Print the data that follows exactly.

# Start of Record list

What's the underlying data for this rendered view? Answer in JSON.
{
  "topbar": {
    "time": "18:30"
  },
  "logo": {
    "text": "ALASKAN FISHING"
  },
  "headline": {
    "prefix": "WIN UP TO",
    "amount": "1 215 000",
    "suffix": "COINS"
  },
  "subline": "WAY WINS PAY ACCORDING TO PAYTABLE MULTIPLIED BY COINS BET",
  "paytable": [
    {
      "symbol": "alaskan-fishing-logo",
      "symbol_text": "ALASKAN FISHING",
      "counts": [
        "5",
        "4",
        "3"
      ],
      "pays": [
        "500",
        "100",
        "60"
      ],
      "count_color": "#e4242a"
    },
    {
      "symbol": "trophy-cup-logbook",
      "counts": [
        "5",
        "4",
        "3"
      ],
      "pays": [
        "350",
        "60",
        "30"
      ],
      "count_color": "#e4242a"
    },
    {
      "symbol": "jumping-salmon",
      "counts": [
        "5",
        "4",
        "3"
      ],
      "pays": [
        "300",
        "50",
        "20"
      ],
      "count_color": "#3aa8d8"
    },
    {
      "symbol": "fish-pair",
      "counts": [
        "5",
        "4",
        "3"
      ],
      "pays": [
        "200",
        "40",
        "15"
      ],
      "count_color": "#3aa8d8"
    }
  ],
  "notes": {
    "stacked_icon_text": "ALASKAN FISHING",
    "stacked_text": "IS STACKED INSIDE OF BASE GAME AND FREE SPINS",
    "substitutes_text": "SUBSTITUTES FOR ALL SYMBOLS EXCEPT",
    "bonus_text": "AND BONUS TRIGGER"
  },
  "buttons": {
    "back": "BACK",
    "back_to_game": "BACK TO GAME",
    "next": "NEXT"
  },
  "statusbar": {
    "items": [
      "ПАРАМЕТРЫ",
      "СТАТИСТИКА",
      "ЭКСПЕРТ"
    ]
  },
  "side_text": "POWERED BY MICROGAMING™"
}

# End of Record list

*Solved problem:*
What's the underlying data for this rendered view? Answer in JSON.
{
  "topbar": {
    "time": "18:30"
  },
  "logo": {
    "text": "ALASKAN FISHING"
  },
  "headline": {
    "prefix": "WIN UP TO",
    "amount": "1 215 000",
    "suffix": "COINS"
  },
  "subline": "WAY WINS PAY ACCORDING TO PAYTABLE MULTIPLIED BY COINS BET",
  "paytable": [
    {
      "symbol": "alaskan-fishing-logo",
      "symbol_text": "ALASKAN FISHING",
      "counts": [
        "5",
        "4",
        "3"
      ],
      "pays": [
        "500",
        "100",
        "60"
      ],
      "count_color": "#e4242a"
    },
    {
      "symbol": "trophy-cup-logbook",
      "counts": [
        "5",
        "4",
        "3"
      ],
      "pays": [
        "350",
        "60",
        "30"
      ],
      "count_color": "#e4242a"
    },
    {
      "symbol": "jumping-salmon",
      "counts": [
        "5",
        "4",
        "3"
      ],
      "pays": [
        "300",
        "50",
        "20"
      ],
      "count_color": "#3aa8d8"
    },
    {
      "symbol": "fish-pair",
      "counts": [
        "5",
        "4",
        "3"
      ],
      "pays": [
        "200",
        "40",
        "15"
      ],
      "count_color": "#3aa8d8"
    }
  ],
  "notes": {
    "stacked_icon_text": "ALASKAN FISHING",
    "stacked_text": "IS STACKED INSIDE OF BASE GAME AND FREE SPINS",
    "substitutes_text": "SUBSTITUTES FOR ALL SYMBOLS EXCEPT",
    "bonus_text": "AND BONUS TRIGGER"
  },
  "buttons": {
    "back": "BACK",
    "back_to_game": "BACK TO GAME",
    "next": "NEXT"
  },
  "statusbar": {
    "items": [
      "ПАРАМЕТРЫ",
      "СТАТИСТИКА",
      "ЭКСПЕРТ"
    ]
  },
  "side_text": "POWERED BY MICROGAMING™"
}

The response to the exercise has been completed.